Exercise input ->
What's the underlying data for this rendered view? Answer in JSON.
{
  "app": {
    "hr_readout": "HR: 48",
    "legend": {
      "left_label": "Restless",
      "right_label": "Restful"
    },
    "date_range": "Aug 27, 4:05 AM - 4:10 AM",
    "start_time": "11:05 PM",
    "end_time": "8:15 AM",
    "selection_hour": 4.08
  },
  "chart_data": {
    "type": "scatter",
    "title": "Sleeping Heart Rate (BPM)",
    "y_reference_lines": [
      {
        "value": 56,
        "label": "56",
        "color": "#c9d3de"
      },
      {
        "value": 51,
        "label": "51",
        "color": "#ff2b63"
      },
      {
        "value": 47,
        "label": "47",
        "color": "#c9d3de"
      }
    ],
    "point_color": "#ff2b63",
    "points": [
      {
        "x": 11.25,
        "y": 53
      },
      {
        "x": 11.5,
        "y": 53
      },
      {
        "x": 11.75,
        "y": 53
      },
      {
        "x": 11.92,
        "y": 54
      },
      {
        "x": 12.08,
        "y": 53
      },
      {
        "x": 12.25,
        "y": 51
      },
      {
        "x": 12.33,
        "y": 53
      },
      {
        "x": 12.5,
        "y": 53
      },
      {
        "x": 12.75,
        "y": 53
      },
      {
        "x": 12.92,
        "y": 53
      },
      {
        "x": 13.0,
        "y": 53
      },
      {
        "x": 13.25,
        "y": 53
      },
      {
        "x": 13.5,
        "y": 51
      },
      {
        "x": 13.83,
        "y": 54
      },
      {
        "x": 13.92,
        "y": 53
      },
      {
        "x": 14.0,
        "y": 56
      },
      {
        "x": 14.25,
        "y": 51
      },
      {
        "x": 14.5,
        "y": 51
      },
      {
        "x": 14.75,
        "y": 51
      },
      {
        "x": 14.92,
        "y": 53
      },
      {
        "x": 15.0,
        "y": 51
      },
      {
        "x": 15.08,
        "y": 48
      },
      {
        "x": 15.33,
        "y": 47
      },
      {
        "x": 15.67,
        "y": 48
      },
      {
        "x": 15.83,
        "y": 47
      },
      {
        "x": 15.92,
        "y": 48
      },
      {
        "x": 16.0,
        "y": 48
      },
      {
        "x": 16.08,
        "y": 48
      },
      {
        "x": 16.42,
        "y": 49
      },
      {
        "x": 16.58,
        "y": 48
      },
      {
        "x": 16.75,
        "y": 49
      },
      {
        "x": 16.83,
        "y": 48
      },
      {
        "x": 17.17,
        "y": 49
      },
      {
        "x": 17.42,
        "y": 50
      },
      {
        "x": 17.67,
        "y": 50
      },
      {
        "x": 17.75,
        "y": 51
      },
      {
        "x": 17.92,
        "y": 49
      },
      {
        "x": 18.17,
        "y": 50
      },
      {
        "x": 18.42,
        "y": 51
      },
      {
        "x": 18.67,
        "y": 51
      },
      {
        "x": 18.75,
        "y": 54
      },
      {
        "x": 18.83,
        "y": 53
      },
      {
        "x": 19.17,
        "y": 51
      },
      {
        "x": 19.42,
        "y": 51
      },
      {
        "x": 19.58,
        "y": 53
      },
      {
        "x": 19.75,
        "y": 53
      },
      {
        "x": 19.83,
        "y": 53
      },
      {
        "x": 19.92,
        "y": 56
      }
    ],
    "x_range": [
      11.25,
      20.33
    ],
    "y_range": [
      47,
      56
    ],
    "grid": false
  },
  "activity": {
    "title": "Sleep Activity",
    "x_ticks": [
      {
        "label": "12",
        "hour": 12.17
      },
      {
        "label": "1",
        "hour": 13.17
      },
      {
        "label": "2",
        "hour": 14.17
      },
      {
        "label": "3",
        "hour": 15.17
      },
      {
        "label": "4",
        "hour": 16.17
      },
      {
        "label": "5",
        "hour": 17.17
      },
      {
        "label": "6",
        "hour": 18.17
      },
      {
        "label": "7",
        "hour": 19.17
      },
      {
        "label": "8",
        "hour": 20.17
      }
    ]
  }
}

Goal of the exercise ->
Retype the records in full. Keep every line identical to the original.

Result for this task ->
What's the underlying data for this rendered view? Answer in JSON.
{
  "app": {
    "hr_readout": "HR: 48",
    "legend": {
      "left_label": "Restless",
      "right_label": "Restful"
    },
    "date_range": "Aug 27, 4:05 AM - 4:10 AM",
    "start_time": "11:05 PM",
    "end_time": "8:15 AM",
    "selection_hour": 4.08
  },
  "chart_data": {
    "type": "scatter",
    "title": "Sleeping Heart Rate (BPM)",
    "y_reference_lines": [
      {
        "value": 56,
        "label": "56",
        "color": "#c9d3de"
      },
      {
        "value": 51,
        "label": "51",
        "color": "#ff2b63"
      },
      {
        "value": 47,
        "label": "47",
        "color": "#c9d3de"
      }
    ],
    "point_color": "#ff2b63",
    "points": [
      {
        "x": 11.25,
        "y": 53
      },
      {
        "x": 11.5,
        "y": 53
      },
      {
        "x": 11.75,
        "y": 53
      },
      {
        "x": 11.92,
        "y": 54
      },
      {
        "x": 12.08,
        "y": 53
      },
      {
        "x": 12.25,
        "y": 51
      },
      {
        "x": 12.33,
        "y": 53
      },
      {
        "x": 12.5,
        "y": 53
      },
      {
        "x": 12.75,
        "y": 53
      },
      {
        "x": 12.92,
        "y": 53
      },
      {
        "x": 13.0,
        "y": 53
      },
      {
        "x": 13.25,
        "y": 53
      },
      {
        "x": 13.5,
        "y": 51
      },
      {
        "x": 13.83,
        "y": 54
      },
      {
        "x": 13.92,
        "y": 53
      },
      {
        "x": 14.0,
        "y": 56
      },
      {
        "x": 14.25,
        "y": 51
      },
      {
        "x": 14.5,
        "y": 51
      },
      {
        "x": 14.75,
        "y": 51
      },
      {
        "x": 14.92,
        "y": 53
      },
      {
        "x": 15.0,
        "y": 51
      },
      {
        "x": 15.08,
        "y": 48
      },
      {
        "x": 15.33,
        "y": 47
      },
      {
        "x": 15.67,
        "y": 48
      },
      {
        "x": 15.83,
        "y": 47
      },
      {
        "x": 15.92,
        "y": 48
      },
      {
        "x": 16.0,
        "y": 48
      },
      {
        "x": 16.08,
        "y": 48
      },
      {
        "x": 16.42,
        "y": 49
      },
      {
        "x": 16.58,
        "y": 48
      },
      {
        "x": 16.75,
        "y": 49
      },
      {
        "x": 16.83,
        "y": 48
      },
      {
        "x": 17.17,
        "y": 49
      },
      {
        "x": 17.42,
        "y": 50
      },
      {
        "x": 17.67,
        "y": 50
      },
      {
        "x": 17.75,
        "y": 51
      },
      {
        "x": 17.92,
        "y": 49
      },
      {
        "x": 18.17,
        "y": 50
      },
      {
        "x": 18.42,
        "y": 51
      },
      {
        "x": 18.67,
        "y": 51
      },
      {
        "x": 18.75,
        "y": 54
      },
      {
        "x": 18.83,
        "y": 53
      },
      {
        "x": 19.17,
        "y": 51
      },
      {
        "x": 19.42,
        "y": 51
      },
      {
        "x": 19.58,
        "y": 53
      },
      {
        "x": 19.75,
        "y": 53
      },
      {
        "x": 19.83,
        "y": 53
      },
      {
        "x": 19.92,
        "y": 56
      }
    ],
    "x_range": [
      11.25,
      20.33
    ],
    "y_range": [
      47,
      56
    ],
    "grid": false
  },
  "activity": {
    "title": "Sleep Activity",
    "x_ticks": [
      {
        "label": "12",
        "hour": 12.17
      },
      {
        "label": "1",
        "hour": 13.17
      },
      {
        "label": "2",
        "hour": 14.17
      },
      {
        "label": "3",
        "hour": 15.17
      },
      {
        "label": "4",
        "hour": 16.17
      },
      {
        "label": "5",
        "hour": 17.17
      },
      {
        "label": "6",
        "hour": 18.17
      },
      {
        "label": "7",
        "hour": 19.17
      },
      {
        "label": "8",
        "hour": 20.17
      }
    ]
  }
}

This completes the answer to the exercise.